> **DATA ENTRIES**
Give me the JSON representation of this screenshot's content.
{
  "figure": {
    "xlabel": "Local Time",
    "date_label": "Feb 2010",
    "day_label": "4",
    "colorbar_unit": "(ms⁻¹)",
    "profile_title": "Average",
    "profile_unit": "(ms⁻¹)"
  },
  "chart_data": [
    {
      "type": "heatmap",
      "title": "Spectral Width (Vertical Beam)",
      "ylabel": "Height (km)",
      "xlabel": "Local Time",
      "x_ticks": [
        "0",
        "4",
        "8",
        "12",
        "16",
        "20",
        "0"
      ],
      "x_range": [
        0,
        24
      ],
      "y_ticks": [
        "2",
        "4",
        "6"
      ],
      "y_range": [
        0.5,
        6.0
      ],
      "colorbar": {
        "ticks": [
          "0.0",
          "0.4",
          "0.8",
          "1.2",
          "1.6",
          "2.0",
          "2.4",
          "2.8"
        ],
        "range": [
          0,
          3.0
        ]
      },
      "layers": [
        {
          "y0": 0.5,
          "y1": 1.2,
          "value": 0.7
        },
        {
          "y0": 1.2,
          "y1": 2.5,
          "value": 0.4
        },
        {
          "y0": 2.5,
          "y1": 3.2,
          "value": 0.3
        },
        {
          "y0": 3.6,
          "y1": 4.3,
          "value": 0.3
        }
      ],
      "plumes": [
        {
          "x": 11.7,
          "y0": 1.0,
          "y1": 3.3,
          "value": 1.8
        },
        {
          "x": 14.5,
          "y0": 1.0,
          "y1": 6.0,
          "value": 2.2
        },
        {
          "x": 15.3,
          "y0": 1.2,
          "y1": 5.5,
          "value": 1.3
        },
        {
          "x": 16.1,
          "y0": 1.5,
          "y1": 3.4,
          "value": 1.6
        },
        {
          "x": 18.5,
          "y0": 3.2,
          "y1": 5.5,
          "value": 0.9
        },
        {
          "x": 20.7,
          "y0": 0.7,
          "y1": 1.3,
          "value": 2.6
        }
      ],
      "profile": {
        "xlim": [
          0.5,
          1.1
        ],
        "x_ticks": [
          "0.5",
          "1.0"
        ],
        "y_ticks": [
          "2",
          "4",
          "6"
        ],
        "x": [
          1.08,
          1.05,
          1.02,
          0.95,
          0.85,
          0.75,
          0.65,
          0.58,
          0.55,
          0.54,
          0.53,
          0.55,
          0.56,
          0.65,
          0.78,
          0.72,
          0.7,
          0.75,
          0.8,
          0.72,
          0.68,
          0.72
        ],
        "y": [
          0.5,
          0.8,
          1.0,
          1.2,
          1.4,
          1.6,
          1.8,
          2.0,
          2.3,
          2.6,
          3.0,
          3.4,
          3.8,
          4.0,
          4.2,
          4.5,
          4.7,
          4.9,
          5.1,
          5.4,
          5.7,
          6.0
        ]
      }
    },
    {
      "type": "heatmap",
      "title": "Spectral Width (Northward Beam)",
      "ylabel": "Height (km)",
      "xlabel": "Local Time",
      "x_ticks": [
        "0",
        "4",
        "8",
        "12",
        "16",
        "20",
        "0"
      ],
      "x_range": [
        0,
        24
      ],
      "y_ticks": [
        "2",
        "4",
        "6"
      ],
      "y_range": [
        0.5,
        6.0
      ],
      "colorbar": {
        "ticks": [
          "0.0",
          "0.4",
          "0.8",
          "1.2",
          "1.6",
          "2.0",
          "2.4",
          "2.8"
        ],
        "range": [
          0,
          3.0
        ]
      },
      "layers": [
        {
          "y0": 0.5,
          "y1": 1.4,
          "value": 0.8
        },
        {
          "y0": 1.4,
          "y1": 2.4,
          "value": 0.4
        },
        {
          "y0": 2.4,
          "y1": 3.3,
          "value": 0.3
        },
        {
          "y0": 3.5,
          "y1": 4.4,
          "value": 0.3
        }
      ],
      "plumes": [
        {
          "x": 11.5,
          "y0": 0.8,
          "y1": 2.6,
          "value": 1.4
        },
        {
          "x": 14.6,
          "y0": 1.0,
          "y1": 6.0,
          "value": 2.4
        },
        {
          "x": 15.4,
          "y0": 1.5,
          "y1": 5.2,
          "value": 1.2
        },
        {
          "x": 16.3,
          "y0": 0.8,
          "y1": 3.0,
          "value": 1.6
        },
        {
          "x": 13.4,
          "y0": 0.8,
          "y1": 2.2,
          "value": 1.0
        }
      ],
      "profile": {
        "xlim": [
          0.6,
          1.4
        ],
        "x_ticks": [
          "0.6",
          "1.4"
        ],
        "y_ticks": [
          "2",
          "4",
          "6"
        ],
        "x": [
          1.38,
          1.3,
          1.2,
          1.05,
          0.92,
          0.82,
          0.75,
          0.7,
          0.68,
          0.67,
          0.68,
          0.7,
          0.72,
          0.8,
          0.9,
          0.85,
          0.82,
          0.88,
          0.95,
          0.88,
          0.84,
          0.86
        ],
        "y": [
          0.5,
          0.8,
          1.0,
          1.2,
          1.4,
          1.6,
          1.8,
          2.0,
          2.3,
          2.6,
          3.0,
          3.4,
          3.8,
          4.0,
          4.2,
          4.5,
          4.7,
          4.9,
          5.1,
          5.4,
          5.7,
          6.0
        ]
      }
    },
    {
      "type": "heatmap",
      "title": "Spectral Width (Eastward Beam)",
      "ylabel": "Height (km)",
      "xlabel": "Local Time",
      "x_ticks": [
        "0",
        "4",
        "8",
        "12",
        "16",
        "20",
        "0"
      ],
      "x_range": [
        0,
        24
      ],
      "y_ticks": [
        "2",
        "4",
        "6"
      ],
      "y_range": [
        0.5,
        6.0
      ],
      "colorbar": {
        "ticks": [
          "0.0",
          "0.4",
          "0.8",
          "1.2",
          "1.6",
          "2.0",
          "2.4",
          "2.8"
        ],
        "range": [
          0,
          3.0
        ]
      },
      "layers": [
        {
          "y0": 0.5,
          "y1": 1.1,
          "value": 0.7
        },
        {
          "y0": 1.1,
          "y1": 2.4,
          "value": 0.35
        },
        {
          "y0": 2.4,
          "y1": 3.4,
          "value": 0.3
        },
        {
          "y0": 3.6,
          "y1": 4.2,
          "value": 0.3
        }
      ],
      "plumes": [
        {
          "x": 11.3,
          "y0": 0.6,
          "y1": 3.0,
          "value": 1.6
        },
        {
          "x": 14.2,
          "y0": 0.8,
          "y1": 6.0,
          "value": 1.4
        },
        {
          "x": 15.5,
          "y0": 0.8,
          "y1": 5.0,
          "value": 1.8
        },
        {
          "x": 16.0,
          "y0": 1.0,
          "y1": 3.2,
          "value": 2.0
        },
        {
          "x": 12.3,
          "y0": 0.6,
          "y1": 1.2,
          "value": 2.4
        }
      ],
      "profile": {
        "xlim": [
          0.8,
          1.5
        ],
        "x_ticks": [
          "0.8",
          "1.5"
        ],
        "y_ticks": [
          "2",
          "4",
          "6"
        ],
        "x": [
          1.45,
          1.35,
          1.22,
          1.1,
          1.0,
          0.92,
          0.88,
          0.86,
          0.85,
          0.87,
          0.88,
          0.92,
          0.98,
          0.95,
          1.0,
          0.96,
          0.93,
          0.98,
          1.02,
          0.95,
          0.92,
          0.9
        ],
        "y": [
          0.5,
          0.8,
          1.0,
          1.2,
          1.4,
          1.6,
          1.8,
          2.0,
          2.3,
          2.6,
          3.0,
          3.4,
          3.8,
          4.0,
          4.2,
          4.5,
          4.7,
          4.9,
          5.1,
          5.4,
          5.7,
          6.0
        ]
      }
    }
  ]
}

> **STATED TASK**
Your task is to transcribe the listing above in full, exactly as given.

> **RESULT FOR THIS TASK**
Give me the JSON representation of this screenshot's content.
{
  "figure": {
    "xlabel": "Local Time",
    "date_label": "Feb 2010",
    "day_label": "4",
    "colorbar_unit": "(ms⁻¹)",
    "profile_title": "Average",
    "profile_unit": "(ms⁻¹)"
  },
  "chart_data": [
    {
      "type": "heatmap",
      "title": "Spectral Width (Vertical Beam)",
      "ylabel": "Height (km)",
      "xlabel": "Local Time",
      "x_ticks": [
        "0",
        "4",
        "8",
        "12",
        "16",
        "20",
        "0"
      ],
      "x_range": [
        0,
        24
      ],
      "y_ticks": [
        "2",
        "4",
        "6"
      ],
      "y_range": [
        0.5,
        6.0
      ],
      "colorbar": {
        "ticks": [
          "0.0",
          "0.4",
          "0.8",
          "1.2",
          "1.6",
          "2.0",
          "2.4",
          "2.8"
        ],
        "range": [
          0,
          3.0
        ]
      },
      "layers": [
        {
          "y0": 0.5,
          "y1": 1.2,
          "value": 0.7
        },
        {
          "y0": 1.2,
          "y1": 2.5,
          "value": 0.4
        },
        {
          "y0": 2.5,
          "y1": 3.2,
          "value": 0.3
        },
        {
          "y0": 3.6,
          "y1": 4.3,
          "value": 0.3
        }
      ],
      "plumes": [
        {
          "x": 11.7,
          "y0": 1.0,
          "y1": 3.3,
          "value": 1.8
        },
        {
          "x": 14.5,
          "y0": 1.0,
          "y1": 6.0,
          "value": 2.2
        },
        {
          "x": 15.3,
          "y0": 1.2,
          "y1": 5.5,
          "value": 1.3
        },
        {
          "x": 16.1,
          "y0": 1.5,
          "y1": 3.4,
          "value": 1.6
        },
        {
          "x": 18.5,
          "y0": 3.2,
          "y1": 5.5,
          "value": 0.9
        },
        {
          "x": 20.7,
          "y0": 0.7,
          "y1": 1.3,
          "value": 2.6
        }
      ],
      "profile": {
        "xlim": [
          0.5,
          1.1
        ],
        "x_ticks": [
          "0.5",
          "1.0"
        ],
        "y_ticks": [
          "2",
          "4",
          "6"
        ],
        "x": [
          1.08,
          1.05,
          1.02,
          0.95,
          0.85,
          0.75,
          0.65,
          0.58,
          0.55,
          0.54,
          0.53,
          0.55,
          0.56,
          0.65,
          0.78,
          0.72,
          0.7,
          0.75,
          0.8,
          0.72,
          0.68,
          0.72
        ],
        "y": [
          0.5,
          0.8,
          1.0,
          1.2,
          1.4,
          1.6,
          1.8,
          2.0,
          2.3,
          2.6,
          3.0,
          3.4,
          3.8,
          4.0,
          4.2,
          4.5,
          4.7,
          4.9,
          5.1,
          5.4,
          5.7,
          6.0
        ]
      }
    },
    {
      "type": "heatmap",
      "title": "Spectral Width (Northward Beam)",
      "ylabel": "Height (km)",
      "xlabel": "Local Time",
      "x_ticks": [
        "0",
        "4",
        "8",
        "12",
        "16",
        "20",
        "0"
      ],
      "x_range": [
        0,
        24
      ],
      "y_ticks": [
        "2",
        "4",
        "6"
      ],
      "y_range": [
        0.5,
        6.0
      ],
      "colorbar": {
        "ticks": [
          "0.0",
          "0.4",
          "0.8",
          "1.2",
          "1.6",
          "2.0",
          "2.4",
          "2.8"
        ],
        "range": [
          0,
          3.0
        ]
      },
      "layers": [
        {
          "y0": 0.5,
          "y1": 1.4,
          "value": 0.8
        },
        {
          "y0": 1.4,
          "y1": 2.4,
          "value": 0.4
        },
        {
          "y0": 2.4,
          "y1": 3.3,
          "value": 0.3
        },
        {
          "y0": 3.5,
          "y1": 4.4,
          "value": 0.3
        }
      ],
      "plumes": [
        {
          "x": 11.5,
          "y0": 0.8,
          "y1": 2.6,
          "value": 1.4
        },
        {
          "x": 14.6,
          "y0": 1.0,
          "y1": 6.0,
          "value": 2.4
        },
        {
          "x": 15.4,
          "y0": 1.5,
          "y1": 5.2,
          "value": 1.2
        },
        {
          "x": 16.3,
          "y0": 0.8,
          "y1": 3.0,
          "value": 1.6
        },
        {
          "x": 13.4,
          "y0": 0.8,
          "y1": 2.2,
          "value": 1.0
        }
      ],
      "profile": {
        "xlim": [
          0.6,
          1.4
        ],
        "x_ticks": [
          "0.6",
          "1.4"
        ],
        "y_ticks": [
          "2",
          "4",
          "6"
        ],
        "x": [
          1.38,
          1.3,
          1.2,
          1.05,
          0.92,
          0.82,
          0.75,
          0.7,
          0.68,
          0.67,
          0.68,
          0.7,
          0.72,
          0.8,
          0.9,
          0.85,
          0.82,
          0.88,
          0.95,
          0.88,
          0.84,
          0.86
        ],
        "y": [
          0.5,
          0.8,
          1.0,
          1.2,
          1.4,
          1.6,
          1.8,
          2.0,
          2.3,
          2.6,
          3.0,
          3.4,
          3.8,
          4.0,
          4.2,
          4.5,
          4.7,
          4.9,
          5.1,
          5.4,
          5.7,
          6.0
        ]
      }
    },
    {
      "type": "heatmap",
      "title": "Spectral Width (Eastward Beam)",
      "ylabel": "Height (km)",
      "xlabel": "Local Time",
      "x_ticks": [
        "0",
        "4",
        "8",
        "12",
        "16",
        "20",
        "0"
      ],
      "x_range": [
        0,
        24
      ],
      "y_ticks": [
        "2",
        "4",
        "6"
      ],
      "y_range": [
        0.5,
        6.0
      ],
      "colorbar": {
        "ticks": [
          "0.0",
          "0.4",
          "0.8",
          "1.2",
          "1.6",
          "2.0",
          "2.4",
          "2.8"
        ],
        "range": [
          0,
          3.0
        ]
      },
      "layers": [
        {
          "y0": 0.5,
          "y1": 1.1,
          "value": 0.7
        },
        {
          "y0": 1.1,
          "y1": 2.4,
          "value": 0.35
        },
        {
          "y0": 2.4,
          "y1": 3.4,
          "value": 0.3
        },
        {
          "y0": 3.6,
          "y1": 4.2,
          "value": 0.3
        }
      ],
      "plumes": [
        {
          "x": 11.3,
          "y0": 0.6,
          "y1": 3.0,
          "value": 1.6
        },
        {
          "x": 14.2,
          "y0": 0.8,
          "y1": 6.0,
          "value": 1.4
        },
        {
          "x": 15.5,
          "y0": 0.8,
          "y1": 5.0,
          "value": 1.8
        },
        {
          "x": 16.0,
          "y0": 1.0,
          "y1": 3.2,
          "value": 2.0
        },
        {
          "x": 12.3,
          "y0": 0.6,
          "y1": 1.2,
          "value": 2.4
        }
      ],
      "profile": {
        "xlim": [
          0.8,
          1.5
        ],
        "x_ticks": [
          "0.8",
          "1.5"
        ],
        "y_ticks": [
          "2",
          "4",
          "6"
        ],
        "x": [
          1.45,
          1.35,
          1.22,
          1.1,
          1.0,
          0.92,
          0.88,
          0.86,
          0.85,
          0.87,
          0.88,
          0.92,
          0.98,
          0.95,
          1.0,
          0.96,
          0.93,
          0.98,
          1.02,
          0.95,
          0.92,
          0.9
        ],
        "y": [
          0.5,
          0.8,
          1.0,
          1.2,
          1.4,
          1.6,
          1.8,
          2.0,
          2.3,
          2.6,
          3.0,
          3.4,
          3.8,
          4.0,
          4.2,
          4.5,
          4.7,
          4.9,
          5.1,
          5.4,
          5.7,
          6.0
        ]
      }
    }
  ]
}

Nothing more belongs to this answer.